SHORT TASK
Your task is to transcribe the records exactly, skipping every image.

Stored data
.....

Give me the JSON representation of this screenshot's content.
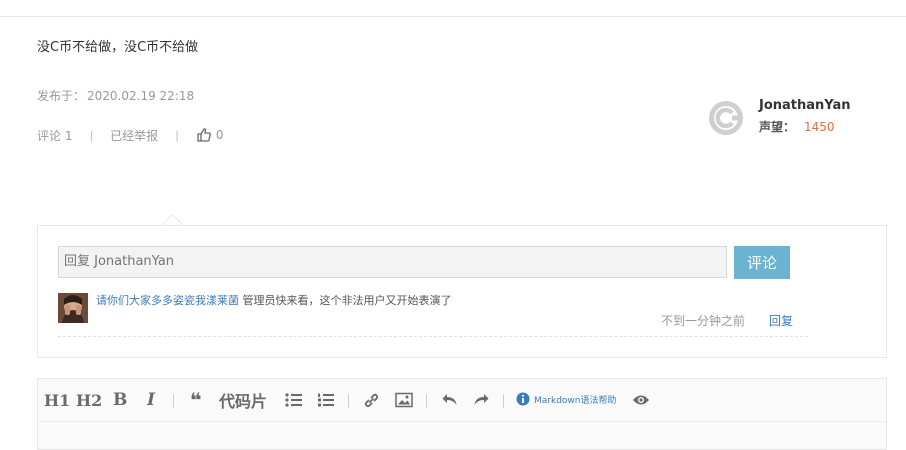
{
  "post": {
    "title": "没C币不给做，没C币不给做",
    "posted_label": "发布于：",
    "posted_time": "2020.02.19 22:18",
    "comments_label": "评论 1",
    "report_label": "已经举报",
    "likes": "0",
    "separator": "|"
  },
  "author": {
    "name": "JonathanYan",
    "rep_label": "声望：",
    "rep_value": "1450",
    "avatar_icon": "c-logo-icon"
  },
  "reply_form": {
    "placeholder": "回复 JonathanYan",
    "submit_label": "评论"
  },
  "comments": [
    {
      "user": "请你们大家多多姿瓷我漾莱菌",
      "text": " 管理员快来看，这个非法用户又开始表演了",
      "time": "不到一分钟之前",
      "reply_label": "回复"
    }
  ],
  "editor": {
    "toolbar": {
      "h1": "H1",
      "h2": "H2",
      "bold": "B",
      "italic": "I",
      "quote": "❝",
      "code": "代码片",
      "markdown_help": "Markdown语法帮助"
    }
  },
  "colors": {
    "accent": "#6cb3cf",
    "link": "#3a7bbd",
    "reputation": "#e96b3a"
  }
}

.....

FINISHED ANSWER
Give me the JSON representation of this screenshot's content.
{
  "post": {
    "title": "没C币不给做，没C币不给做",
    "posted_label": "发布于：",
    "posted_time": "2020.02.19 22:18",
    "comments_label": "评论 1",
    "report_label": "已经举报",
    "likes": "0",
    "separator": "|"
  },
  "author": {
    "name": "JonathanYan",
    "rep_label": "声望：",
    "rep_value": "1450",
    "avatar_icon": "c-logo-icon"
  },
  "reply_form": {
    "placeholder": "回复 JonathanYan",
    "submit_label": "评论"
  },
  "comments": [
    {
      "user": "请你们大家多多姿瓷我漾莱菌",
      "text": " 管理员快来看，这个非法用户又开始表演了",
      "time": "不到一分钟之前",
      "reply_label": "回复"
    }
  ],
  "editor": {
    "toolbar": {
      "h1": "H1",
      "h2": "H2",
      "bold": "B",
      "italic": "I",
      "quote": "❝",
      "code": "代码片",
      "markdown_help": "Markdown语法帮助"
    }
  },
  "colors": {
    "accent": "#6cb3cf",
    "link": "#3a7bbd",
    "reputation": "#e96b3a"
  }
}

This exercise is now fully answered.